Problem to solve:
Count the lines below that contain the word "oblasti" and give only the number.

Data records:
^^^^
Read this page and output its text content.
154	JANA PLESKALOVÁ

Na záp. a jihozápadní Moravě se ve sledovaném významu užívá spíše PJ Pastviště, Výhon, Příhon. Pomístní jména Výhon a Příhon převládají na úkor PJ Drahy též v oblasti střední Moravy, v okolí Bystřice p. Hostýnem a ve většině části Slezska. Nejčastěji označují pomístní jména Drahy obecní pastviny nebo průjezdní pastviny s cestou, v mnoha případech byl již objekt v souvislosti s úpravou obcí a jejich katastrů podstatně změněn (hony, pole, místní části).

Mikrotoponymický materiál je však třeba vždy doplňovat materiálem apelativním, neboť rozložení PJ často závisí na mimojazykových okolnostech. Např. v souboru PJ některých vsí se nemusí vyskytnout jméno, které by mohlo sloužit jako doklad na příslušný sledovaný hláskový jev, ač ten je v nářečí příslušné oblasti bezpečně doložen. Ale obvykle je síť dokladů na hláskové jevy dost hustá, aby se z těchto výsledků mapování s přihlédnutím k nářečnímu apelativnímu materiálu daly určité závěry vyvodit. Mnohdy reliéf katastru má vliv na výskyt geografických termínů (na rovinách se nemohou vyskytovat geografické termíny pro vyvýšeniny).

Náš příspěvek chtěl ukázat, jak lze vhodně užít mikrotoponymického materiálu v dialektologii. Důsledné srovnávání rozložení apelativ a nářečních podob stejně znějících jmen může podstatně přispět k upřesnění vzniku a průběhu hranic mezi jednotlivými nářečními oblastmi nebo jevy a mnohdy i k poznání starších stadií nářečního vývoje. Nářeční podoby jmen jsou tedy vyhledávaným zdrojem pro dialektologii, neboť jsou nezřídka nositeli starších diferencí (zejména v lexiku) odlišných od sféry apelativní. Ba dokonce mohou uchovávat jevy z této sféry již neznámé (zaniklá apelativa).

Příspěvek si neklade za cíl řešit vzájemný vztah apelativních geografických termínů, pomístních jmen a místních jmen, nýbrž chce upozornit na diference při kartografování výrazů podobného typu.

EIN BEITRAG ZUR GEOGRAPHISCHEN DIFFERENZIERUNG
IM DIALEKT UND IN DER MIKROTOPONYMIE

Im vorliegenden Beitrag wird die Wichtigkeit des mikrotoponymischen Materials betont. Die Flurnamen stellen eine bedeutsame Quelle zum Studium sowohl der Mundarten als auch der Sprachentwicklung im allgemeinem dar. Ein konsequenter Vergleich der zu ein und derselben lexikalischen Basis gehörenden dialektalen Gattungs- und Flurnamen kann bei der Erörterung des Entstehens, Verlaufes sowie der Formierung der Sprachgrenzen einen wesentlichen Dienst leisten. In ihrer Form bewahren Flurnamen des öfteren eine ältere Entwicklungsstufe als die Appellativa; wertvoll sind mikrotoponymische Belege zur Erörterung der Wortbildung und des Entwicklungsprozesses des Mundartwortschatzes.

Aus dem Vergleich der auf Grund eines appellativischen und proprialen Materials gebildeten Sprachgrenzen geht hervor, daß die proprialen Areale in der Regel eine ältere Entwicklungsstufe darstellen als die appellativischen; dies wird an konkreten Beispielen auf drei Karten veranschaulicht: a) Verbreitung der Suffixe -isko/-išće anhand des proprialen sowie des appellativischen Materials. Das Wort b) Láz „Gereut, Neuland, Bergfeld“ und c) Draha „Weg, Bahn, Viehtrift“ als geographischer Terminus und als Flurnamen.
^^^^
Answer:
2